WHAT NEEDS TO BE DONE –
Where the word "一个不透明的袋子中装有" occurs in a line, return that line.

DATA EXCERPTS –

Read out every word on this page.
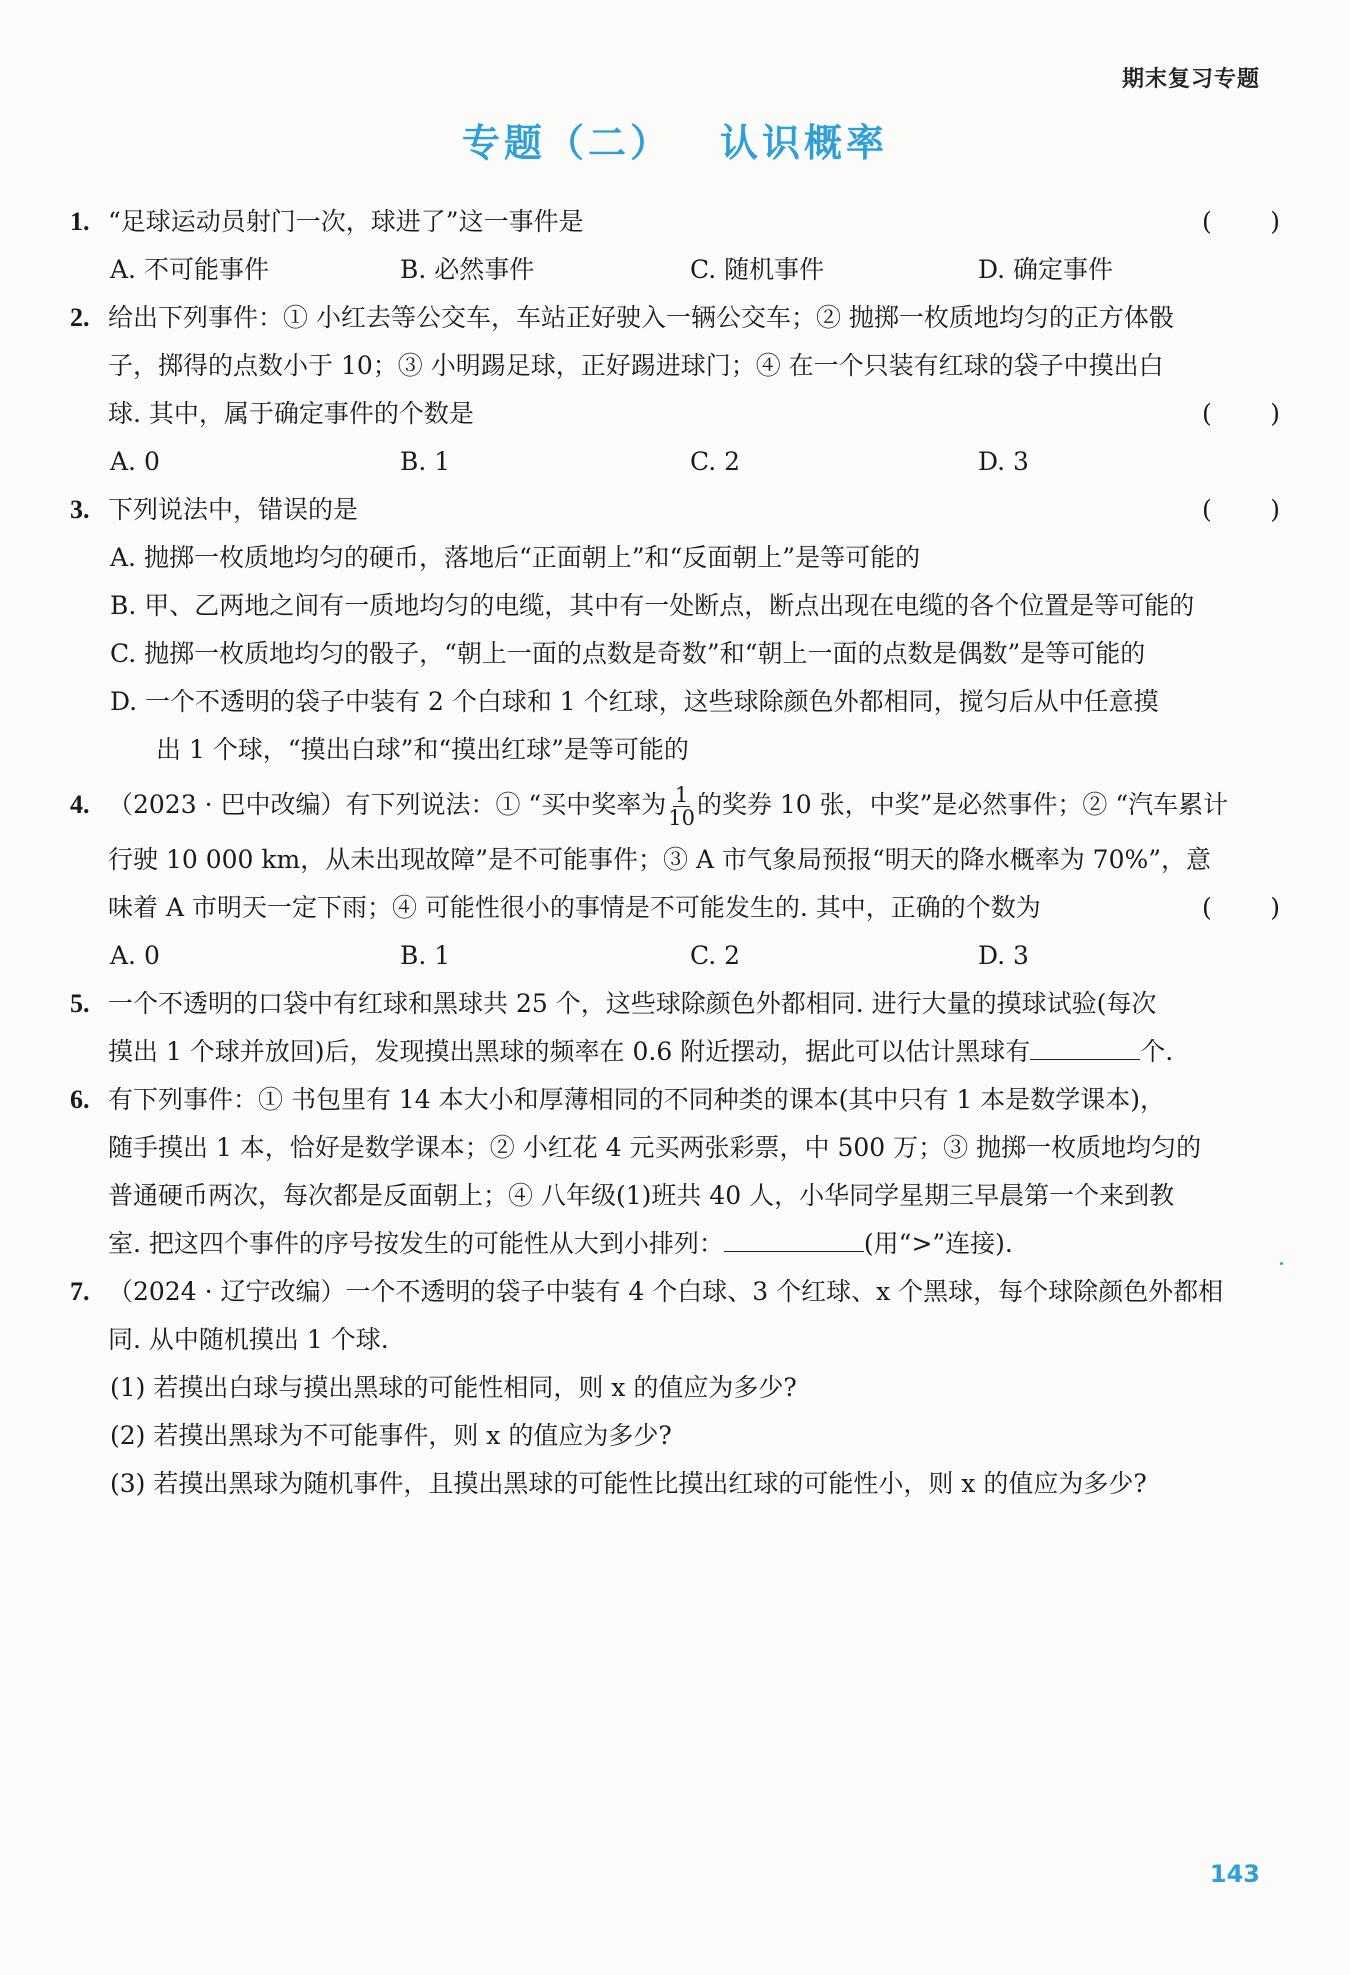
期末复习专题
专题（二） 认识概率
1. “足球运动员射门一次，球进了”这一事件是	( )
A. 不可能事件	B. 必然事件	C. 随机事件	D. 确定事件
2. 给出下列事件：① 小红去等公交车，车站正好驶入一辆公交车；② 抛掷一枚质地均匀的正方体骰
子，掷得的点数小于 10；③ 小明踢足球，正好踢进球门；④ 在一个只装有红球的袋子中摸出白
球. 其中，属于确定事件的个数是	( )
A. 0	B. 1	C. 2	D. 3
3. 下列说法中，错误的是	( )
A. 抛掷一枚质地均匀的硬币，落地后“正面朝上”和“反面朝上”是等可能的
B. 甲、乙两地之间有一质地均匀的电缆，其中有一处断点，断点出现在电缆的各个位置是等可能的
C. 抛掷一枚质地均匀的骰子，“朝上一面的点数是奇数”和“朝上一面的点数是偶数”是等可能的
D. 一个不透明的袋子中装有 2 个白球和 1 个红球，这些球除颜色外都相同，搅匀后从中任意摸
出 1 个球，“摸出白球”和“摸出红球”是等可能的
4. （2023 · 巴中改编）有下列说法：① “买中奖率为 $\frac{1}{10}$ 的奖券 10 张，中奖”是必然事件；② “汽车累计
行驶 10 000 km，从未出现故障”是不可能事件；③ A 市气象局预报“明天的降水概率为 70%”，意
味着 A 市明天一定下雨；④ 可能性很小的事情是不可能发生的. 其中，正确的个数为	( )
A. 0	B. 1	C. 2	D. 3
5. 一个不透明的口袋中有红球和黑球共 25 个，这些球除颜色外都相同. 进行大量的摸球试验(每次
摸出 1 个球并放回)后，发现摸出黑球的频率在 0.6 附近摆动，据此可以估计黑球有	个.
6. 有下列事件：① 书包里有 14 本大小和厚薄相同的不同种类的课本(其中只有 1 本是数学课本)，
随手摸出 1 本，恰好是数学课本；② 小红花 4 元买两张彩票，中 500 万；③ 抛掷一枚质地均匀的
普通硬币两次，每次都是反面朝上；④ 八年级(1)班共 40 人，小华同学星期三早晨第一个来到教
室. 把这四个事件的序号按发生的可能性从大到小排列：	(用“>”连接).
7. （2024 · 辽宁改编）一个不透明的袋子中装有 4 个白球、3 个红球、x 个黑球，每个球除颜色外都相
同. 从中随机摸出 1 个球.
(1) 若摸出白球与摸出黑球的可能性相同，则 x 的值应为多少?
(2) 若摸出黑球为不可能事件，则 x 的值应为多少?
(3) 若摸出黑球为随机事件，且摸出黑球的可能性比摸出红球的可能性小，则 x 的值应为多少?
143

ANSWER IN FULL –
D. 一个不透明的袋子中装有 2 个白球和 1 个红球，这些球除颜色外都相同，搅匀后从中任意摸
7. （2024 · 辽宁改编）一个不透明的袋子中装有 4 个白球、3 个红球、x 个黑球，每个球除颜色外都相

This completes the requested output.